Extract all records. Keep each one exact.

(Records from a data source)
>> start
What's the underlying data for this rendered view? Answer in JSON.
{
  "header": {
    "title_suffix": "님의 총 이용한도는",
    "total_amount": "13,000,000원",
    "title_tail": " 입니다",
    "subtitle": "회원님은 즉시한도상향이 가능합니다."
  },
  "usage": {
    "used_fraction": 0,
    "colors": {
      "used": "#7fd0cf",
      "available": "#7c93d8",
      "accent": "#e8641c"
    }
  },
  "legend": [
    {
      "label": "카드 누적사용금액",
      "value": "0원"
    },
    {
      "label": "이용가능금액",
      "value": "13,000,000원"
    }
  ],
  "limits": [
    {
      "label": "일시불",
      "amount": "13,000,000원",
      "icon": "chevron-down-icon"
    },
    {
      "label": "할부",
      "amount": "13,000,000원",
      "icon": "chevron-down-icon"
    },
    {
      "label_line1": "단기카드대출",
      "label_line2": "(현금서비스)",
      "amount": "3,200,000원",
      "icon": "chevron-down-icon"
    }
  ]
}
>> end
## [Answer for the task]
What's the underlying data for this rendered view? Answer in JSON.
{
  "header": {
    "title_suffix": "님의 총 이용한도는",
    "total_amount": "13,000,000원",
    "title_tail": " 입니다",
    "subtitle": "회원님은 즉시한도상향이 가능합니다."
  },
  "usage": {
    "used_fraction": 0,
    "colors": {
      "used": "#7fd0cf",
      "available": "#7c93d8",
      "accent": "#e8641c"
    }
  },
  "legend": [
    {
      "label": "카드 누적사용금액",
      "value": "0원"
    },
    {
      "label": "이용가능금액",
      "value": "13,000,000원"
    }
  ],
  "limits": [
    {
      "label": "일시불",
      "amount": "13,000,000원",
      "icon": "chevron-down-icon"
    },
    {
      "label": "할부",
      "amount": "13,000,000원",
      "icon": "chevron-down-icon"
    },
    {
      "label_line1": "단기카드대출",
      "label_line2": "(현금서비스)",
      "amount": "3,200,000원",
      "icon": "chevron-down-icon"
    }
  ]
}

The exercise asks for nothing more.